- [Entradas extraídas]:

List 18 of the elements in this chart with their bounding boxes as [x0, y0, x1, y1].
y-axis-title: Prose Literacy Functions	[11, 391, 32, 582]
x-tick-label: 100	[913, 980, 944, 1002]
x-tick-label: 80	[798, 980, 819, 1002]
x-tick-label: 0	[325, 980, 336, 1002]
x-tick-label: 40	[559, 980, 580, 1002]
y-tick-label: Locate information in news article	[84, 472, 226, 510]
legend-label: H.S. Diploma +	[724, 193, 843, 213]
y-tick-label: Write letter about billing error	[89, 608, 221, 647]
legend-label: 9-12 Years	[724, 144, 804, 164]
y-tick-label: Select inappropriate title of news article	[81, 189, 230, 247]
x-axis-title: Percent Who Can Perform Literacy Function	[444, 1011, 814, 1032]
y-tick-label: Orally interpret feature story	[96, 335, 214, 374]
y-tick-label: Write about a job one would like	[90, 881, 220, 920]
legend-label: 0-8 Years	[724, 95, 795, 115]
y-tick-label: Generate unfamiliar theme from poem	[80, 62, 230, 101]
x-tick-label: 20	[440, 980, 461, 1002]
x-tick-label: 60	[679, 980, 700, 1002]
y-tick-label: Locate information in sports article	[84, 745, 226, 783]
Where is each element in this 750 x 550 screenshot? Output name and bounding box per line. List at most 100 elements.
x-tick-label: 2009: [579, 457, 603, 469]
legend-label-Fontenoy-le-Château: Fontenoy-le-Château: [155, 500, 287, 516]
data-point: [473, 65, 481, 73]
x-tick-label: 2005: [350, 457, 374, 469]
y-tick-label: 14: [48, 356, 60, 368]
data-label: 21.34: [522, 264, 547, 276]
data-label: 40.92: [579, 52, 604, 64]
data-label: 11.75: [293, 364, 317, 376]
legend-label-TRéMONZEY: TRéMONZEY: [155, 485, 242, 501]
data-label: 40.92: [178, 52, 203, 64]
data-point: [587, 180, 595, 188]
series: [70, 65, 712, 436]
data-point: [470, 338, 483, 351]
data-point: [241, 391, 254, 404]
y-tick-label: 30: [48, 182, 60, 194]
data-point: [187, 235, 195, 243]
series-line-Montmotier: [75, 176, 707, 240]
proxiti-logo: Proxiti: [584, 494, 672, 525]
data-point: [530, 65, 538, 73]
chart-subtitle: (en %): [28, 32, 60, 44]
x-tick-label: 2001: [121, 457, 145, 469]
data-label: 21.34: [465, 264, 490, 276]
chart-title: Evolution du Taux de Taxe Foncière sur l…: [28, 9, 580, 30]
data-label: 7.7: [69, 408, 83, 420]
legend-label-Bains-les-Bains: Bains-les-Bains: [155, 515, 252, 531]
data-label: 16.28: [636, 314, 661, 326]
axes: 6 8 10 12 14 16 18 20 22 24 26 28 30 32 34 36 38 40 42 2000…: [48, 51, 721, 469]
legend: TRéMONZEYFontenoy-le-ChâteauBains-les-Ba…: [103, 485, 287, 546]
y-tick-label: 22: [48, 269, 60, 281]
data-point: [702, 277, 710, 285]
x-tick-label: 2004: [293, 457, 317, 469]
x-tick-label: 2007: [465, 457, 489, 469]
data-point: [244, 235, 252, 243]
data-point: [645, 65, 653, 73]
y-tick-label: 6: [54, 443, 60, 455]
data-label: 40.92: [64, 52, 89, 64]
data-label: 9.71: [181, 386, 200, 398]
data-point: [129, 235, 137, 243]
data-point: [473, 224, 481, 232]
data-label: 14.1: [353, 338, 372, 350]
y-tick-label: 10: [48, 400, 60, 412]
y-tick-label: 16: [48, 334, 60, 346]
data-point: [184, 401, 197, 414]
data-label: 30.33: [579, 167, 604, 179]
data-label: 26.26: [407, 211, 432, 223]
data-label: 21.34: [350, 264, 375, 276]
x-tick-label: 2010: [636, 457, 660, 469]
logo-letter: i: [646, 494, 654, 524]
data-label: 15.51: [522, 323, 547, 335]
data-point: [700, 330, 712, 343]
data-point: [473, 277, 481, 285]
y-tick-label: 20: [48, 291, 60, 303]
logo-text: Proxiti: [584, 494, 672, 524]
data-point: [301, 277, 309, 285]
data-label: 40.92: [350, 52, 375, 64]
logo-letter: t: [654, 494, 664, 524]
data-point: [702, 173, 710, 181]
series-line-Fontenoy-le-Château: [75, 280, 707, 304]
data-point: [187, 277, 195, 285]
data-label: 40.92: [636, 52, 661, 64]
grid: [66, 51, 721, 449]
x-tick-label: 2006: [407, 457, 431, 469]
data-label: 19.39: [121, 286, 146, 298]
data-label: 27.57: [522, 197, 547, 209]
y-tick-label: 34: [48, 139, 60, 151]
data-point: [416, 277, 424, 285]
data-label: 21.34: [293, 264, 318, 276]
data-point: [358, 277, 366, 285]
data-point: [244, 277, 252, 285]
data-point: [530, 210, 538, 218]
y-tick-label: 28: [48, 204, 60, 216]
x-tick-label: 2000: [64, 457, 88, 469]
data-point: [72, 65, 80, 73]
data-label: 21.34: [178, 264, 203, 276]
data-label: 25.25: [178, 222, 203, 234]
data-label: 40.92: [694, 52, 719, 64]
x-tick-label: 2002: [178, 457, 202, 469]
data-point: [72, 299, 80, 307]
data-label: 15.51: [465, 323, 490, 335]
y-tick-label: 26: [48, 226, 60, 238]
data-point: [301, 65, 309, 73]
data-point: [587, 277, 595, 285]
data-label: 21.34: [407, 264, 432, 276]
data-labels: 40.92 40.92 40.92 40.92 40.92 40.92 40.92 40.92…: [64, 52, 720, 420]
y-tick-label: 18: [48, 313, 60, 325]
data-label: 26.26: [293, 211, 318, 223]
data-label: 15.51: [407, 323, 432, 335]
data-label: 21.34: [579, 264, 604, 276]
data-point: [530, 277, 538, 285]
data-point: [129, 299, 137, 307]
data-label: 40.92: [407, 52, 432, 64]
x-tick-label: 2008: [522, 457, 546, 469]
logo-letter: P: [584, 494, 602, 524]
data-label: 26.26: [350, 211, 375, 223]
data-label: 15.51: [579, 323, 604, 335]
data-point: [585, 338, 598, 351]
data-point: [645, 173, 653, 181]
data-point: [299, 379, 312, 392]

- [Consigna]: Copia todos los registros de arriba, línea por línea y sin cambiar nada.

- [Respuesta al ejercicio]:
List 18 of the elements in this chart with their bounding boxes as [x0, y0, x1, y1].
y-axis-title: Prose Literacy Functions	[11, 391, 32, 582]
x-tick-label: 100	[913, 980, 944, 1002]
x-tick-label: 80	[798, 980, 819, 1002]
x-tick-label: 0	[325, 980, 336, 1002]
x-tick-label: 40	[559, 980, 580, 1002]
y-tick-label: Locate information in news article	[84, 472, 226, 510]
legend-label: H.S. Diploma +	[724, 193, 843, 213]
y-tick-label: Write letter about billing error	[89, 608, 221, 647]
legend-label: 9-12 Years	[724, 144, 804, 164]
y-tick-label: Select inappropriate title of news article	[81, 189, 230, 247]
x-axis-title: Percent Who Can Perform Literacy Function	[444, 1011, 814, 1032]
y-tick-label: Orally interpret feature story	[96, 335, 214, 374]
y-tick-label: Write about a job one would like	[90, 881, 220, 920]
legend-label: 0-8 Years	[724, 95, 795, 115]
y-tick-label: Generate unfamiliar theme from poem	[80, 62, 230, 101]
x-tick-label: 20	[440, 980, 461, 1002]
x-tick-label: 60	[679, 980, 700, 1002]
y-tick-label: Locate information in sports article	[84, 745, 226, 783]
Where is each element in this 750 x 550 screenshot? Output name and bounding box per line. List at most 100 elements.
x-tick-label: 2009: [579, 457, 603, 469]
legend-label-Fontenoy-le-Château: Fontenoy-le-Château: [155, 500, 287, 516]
data-point: [473, 65, 481, 73]
x-tick-label: 2005: [350, 457, 374, 469]
y-tick-label: 14: [48, 356, 60, 368]
data-label: 21.34: [522, 264, 547, 276]
data-label: 40.92: [579, 52, 604, 64]
data-label: 11.75: [293, 364, 317, 376]
legend-label-TRéMONZEY: TRéMONZEY: [155, 485, 242, 501]
data-label: 40.92: [178, 52, 203, 64]
data-point: [587, 180, 595, 188]
series: [70, 65, 712, 436]
data-point: [470, 338, 483, 351]
data-point: [241, 391, 254, 404]
y-tick-label: 30: [48, 182, 60, 194]
data-point: [187, 235, 195, 243]
series-line-Montmotier: [75, 176, 707, 240]
proxiti-logo: Proxiti: [584, 494, 672, 525]
data-point: [530, 65, 538, 73]
chart-subtitle: (en %): [28, 32, 60, 44]
x-tick-label: 2001: [121, 457, 145, 469]
data-label: 21.34: [465, 264, 490, 276]
chart-title: Evolution du Taux de Taxe Foncière sur l…: [28, 9, 580, 30]
data-label: 7.7: [69, 408, 83, 420]
legend-label-Bains-les-Bains: Bains-les-Bains: [155, 515, 252, 531]
data-label: 16.28: [636, 314, 661, 326]
axes: 6 8 10 12 14 16 18 20 22 24 26 28 30 32 34 36 38 40 42 2000…: [48, 51, 721, 469]
legend: TRéMONZEYFontenoy-le-ChâteauBains-les-Ba…: [103, 485, 287, 546]
y-tick-label: 22: [48, 269, 60, 281]
data-point: [702, 277, 710, 285]
x-tick-label: 2004: [293, 457, 317, 469]
x-tick-label: 2007: [465, 457, 489, 469]
data-point: [244, 235, 252, 243]
data-point: [645, 65, 653, 73]
y-tick-label: 6: [54, 443, 60, 455]
data-label: 40.92: [64, 52, 89, 64]
data-label: 9.71: [181, 386, 200, 398]
data-point: [129, 235, 137, 243]
data-point: [473, 224, 481, 232]
data-label: 14.1: [353, 338, 372, 350]
y-tick-label: 10: [48, 400, 60, 412]
y-tick-label: 16: [48, 334, 60, 346]
data-point: [184, 401, 197, 414]
data-label: 30.33: [579, 167, 604, 179]
data-label: 26.26: [407, 211, 432, 223]
data-label: 21.34: [350, 264, 375, 276]
x-tick-label: 2010: [636, 457, 660, 469]
logo-letter: i: [646, 494, 654, 524]
data-label: 15.51: [522, 323, 547, 335]
data-point: [700, 330, 712, 343]
data-point: [473, 277, 481, 285]
y-tick-label: 20: [48, 291, 60, 303]
logo-text: Proxiti: [584, 494, 672, 524]
data-point: [301, 277, 309, 285]
data-label: 40.92: [350, 52, 375, 64]
logo-letter: t: [654, 494, 664, 524]
data-point: [702, 173, 710, 181]
series-line-Fontenoy-le-Château: [75, 280, 707, 304]
data-point: [187, 277, 195, 285]
data-label: 40.92: [636, 52, 661, 64]
grid: [66, 51, 721, 449]
x-tick-label: 2006: [407, 457, 431, 469]
data-label: 19.39: [121, 286, 146, 298]
data-label: 27.57: [522, 197, 547, 209]
y-tick-label: 34: [48, 139, 60, 151]
data-point: [416, 277, 424, 285]
data-label: 21.34: [293, 264, 318, 276]
data-point: [358, 277, 366, 285]
data-point: [244, 277, 252, 285]
data-point: [530, 210, 538, 218]
y-tick-label: 28: [48, 204, 60, 216]
x-tick-label: 2000: [64, 457, 88, 469]
data-point: [72, 65, 80, 73]
data-label: 21.34: [178, 264, 203, 276]
data-label: 25.25: [178, 222, 203, 234]
data-label: 40.92: [694, 52, 719, 64]
x-tick-label: 2002: [178, 457, 202, 469]
data-point: [72, 299, 80, 307]
data-label: 15.51: [465, 323, 490, 335]
y-tick-label: 26: [48, 226, 60, 238]
data-point: [301, 65, 309, 73]
data-point: [587, 277, 595, 285]
data-label: 21.34: [407, 264, 432, 276]
data-labels: 40.92 40.92 40.92 40.92 40.92 40.92 40.92 40.92…: [64, 52, 720, 420]
y-tick-label: 18: [48, 313, 60, 325]
data-label: 26.26: [293, 211, 318, 223]
data-label: 15.51: [407, 323, 432, 335]
data-label: 21.34: [579, 264, 604, 276]
data-point: [530, 277, 538, 285]
data-point: [129, 299, 137, 307]
data-label: 40.92: [407, 52, 432, 64]
x-tick-label: 2008: [522, 457, 546, 469]
logo-letter: P: [584, 494, 602, 524]
data-label: 26.26: [350, 211, 375, 223]
data-label: 15.51: [579, 323, 604, 335]
data-point: [585, 338, 598, 351]
data-point: [645, 173, 653, 181]
data-point: [299, 379, 312, 392]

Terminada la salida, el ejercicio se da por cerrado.